### Listing ###

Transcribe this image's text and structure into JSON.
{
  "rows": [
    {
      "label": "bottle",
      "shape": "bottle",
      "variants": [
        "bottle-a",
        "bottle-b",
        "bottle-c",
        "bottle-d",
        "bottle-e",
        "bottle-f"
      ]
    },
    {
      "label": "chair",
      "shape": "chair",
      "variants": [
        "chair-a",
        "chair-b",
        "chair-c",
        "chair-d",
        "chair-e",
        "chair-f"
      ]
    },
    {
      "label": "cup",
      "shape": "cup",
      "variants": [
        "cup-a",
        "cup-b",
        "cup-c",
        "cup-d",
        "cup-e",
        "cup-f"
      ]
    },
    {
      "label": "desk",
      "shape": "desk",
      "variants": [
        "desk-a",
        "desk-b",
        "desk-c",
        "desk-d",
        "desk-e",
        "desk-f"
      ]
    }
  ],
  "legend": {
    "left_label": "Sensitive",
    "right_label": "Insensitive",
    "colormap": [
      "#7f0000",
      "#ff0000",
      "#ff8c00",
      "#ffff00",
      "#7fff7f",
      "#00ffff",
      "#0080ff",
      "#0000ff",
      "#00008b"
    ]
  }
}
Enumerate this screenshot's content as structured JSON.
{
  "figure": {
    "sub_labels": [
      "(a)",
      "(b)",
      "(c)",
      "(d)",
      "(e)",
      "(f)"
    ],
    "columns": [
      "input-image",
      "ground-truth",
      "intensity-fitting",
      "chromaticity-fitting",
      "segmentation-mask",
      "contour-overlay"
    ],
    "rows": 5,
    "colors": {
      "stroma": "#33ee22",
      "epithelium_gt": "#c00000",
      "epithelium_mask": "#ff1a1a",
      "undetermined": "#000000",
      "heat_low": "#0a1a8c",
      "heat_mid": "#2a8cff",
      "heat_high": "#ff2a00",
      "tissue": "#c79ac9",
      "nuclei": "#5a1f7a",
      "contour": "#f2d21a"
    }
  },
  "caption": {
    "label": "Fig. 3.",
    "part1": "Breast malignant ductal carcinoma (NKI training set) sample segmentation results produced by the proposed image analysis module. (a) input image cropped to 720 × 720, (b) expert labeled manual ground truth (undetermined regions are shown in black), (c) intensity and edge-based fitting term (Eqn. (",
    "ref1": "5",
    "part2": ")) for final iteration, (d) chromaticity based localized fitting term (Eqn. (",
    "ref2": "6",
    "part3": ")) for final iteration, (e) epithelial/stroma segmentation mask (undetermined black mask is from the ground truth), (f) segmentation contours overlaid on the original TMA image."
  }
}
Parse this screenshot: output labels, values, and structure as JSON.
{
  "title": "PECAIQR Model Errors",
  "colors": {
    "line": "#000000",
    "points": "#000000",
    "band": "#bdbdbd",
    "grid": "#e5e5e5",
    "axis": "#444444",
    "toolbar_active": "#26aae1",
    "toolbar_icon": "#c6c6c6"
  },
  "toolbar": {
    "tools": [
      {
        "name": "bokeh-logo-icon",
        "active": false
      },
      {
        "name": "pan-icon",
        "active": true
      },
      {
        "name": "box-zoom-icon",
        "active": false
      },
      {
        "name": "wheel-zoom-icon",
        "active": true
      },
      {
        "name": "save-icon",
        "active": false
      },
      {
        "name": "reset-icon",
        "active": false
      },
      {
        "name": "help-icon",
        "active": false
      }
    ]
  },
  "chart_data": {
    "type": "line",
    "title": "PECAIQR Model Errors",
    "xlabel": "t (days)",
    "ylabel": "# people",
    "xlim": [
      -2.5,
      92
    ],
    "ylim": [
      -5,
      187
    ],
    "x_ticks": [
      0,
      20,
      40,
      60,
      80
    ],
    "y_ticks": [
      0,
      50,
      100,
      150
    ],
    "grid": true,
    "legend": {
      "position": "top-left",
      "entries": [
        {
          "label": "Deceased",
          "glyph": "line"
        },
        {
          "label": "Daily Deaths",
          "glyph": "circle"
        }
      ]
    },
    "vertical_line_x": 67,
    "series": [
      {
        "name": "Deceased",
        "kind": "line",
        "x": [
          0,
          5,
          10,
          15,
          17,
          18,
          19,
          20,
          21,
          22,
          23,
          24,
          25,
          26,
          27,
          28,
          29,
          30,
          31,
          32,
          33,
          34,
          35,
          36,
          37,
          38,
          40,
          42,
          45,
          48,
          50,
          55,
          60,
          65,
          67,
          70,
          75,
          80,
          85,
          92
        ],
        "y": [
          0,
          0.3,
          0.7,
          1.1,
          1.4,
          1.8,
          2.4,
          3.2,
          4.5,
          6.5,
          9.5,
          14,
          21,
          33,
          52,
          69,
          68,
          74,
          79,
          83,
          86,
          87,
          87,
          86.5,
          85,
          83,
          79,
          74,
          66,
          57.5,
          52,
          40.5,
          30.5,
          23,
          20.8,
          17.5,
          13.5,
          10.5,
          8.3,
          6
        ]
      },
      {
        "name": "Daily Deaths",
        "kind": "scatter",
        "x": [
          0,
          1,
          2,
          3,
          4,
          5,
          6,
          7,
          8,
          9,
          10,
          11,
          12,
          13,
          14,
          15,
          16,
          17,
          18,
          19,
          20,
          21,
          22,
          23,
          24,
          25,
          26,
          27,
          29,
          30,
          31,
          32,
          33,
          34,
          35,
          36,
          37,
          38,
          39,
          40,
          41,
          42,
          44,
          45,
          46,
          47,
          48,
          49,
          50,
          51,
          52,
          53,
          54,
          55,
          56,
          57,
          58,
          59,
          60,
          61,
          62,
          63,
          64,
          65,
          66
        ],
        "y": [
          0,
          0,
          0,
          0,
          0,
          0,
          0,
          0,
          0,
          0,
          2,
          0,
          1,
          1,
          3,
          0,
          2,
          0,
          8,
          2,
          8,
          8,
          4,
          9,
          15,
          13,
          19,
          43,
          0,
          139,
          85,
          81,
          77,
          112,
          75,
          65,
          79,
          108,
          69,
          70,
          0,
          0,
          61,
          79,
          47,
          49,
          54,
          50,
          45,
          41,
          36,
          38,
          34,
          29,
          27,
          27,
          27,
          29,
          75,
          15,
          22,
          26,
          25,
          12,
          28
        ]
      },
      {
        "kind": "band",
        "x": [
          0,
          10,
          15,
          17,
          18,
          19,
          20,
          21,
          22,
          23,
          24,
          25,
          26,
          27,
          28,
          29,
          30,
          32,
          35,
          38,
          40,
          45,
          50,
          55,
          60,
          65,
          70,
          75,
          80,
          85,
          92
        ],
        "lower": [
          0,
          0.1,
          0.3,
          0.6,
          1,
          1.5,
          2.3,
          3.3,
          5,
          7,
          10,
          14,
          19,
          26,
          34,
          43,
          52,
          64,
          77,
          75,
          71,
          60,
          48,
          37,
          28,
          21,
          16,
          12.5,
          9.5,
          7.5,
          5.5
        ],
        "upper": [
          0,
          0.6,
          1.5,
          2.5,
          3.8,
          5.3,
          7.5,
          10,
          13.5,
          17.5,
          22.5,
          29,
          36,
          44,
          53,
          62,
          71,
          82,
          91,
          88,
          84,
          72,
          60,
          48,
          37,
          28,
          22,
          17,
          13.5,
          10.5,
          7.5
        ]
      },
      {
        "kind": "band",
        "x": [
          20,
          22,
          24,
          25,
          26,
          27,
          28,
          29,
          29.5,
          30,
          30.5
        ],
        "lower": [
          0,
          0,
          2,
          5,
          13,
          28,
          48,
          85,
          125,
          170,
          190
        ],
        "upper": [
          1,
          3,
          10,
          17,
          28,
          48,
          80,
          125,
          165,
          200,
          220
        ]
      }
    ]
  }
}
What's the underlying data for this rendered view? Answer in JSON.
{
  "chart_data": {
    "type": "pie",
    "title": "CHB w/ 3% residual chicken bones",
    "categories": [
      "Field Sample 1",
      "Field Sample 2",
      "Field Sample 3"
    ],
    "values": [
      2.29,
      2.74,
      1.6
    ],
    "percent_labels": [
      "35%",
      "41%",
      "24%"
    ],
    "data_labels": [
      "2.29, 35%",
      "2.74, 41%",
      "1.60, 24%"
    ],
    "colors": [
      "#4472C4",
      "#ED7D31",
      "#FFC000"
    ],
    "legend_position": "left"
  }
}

###

Given exercise:
Output exactly the lines above, from the one holding "What's the underlying" through the end of the data, including the first and last.

Complete response:
What's the underlying data for this rendered view? Answer in JSON.
{
  "chart_data": {
    "type": "pie",
    "title": "CHB w/ 3% residual chicken bones",
    "categories": [
      "Field Sample 1",
      "Field Sample 2",
      "Field Sample 3"
    ],
    "values": [
      2.29,
      2.74,
      1.6
    ],
    "percent_labels": [
      "35%",
      "41%",
      "24%"
    ],
    "data_labels": [
      "2.29, 35%",
      "2.74, 41%",
      "1.60, 24%"
    ],
    "colors": [
      "#4472C4",
      "#ED7D31",
      "#FFC000"
    ],
    "legend_position": "left"
  }
}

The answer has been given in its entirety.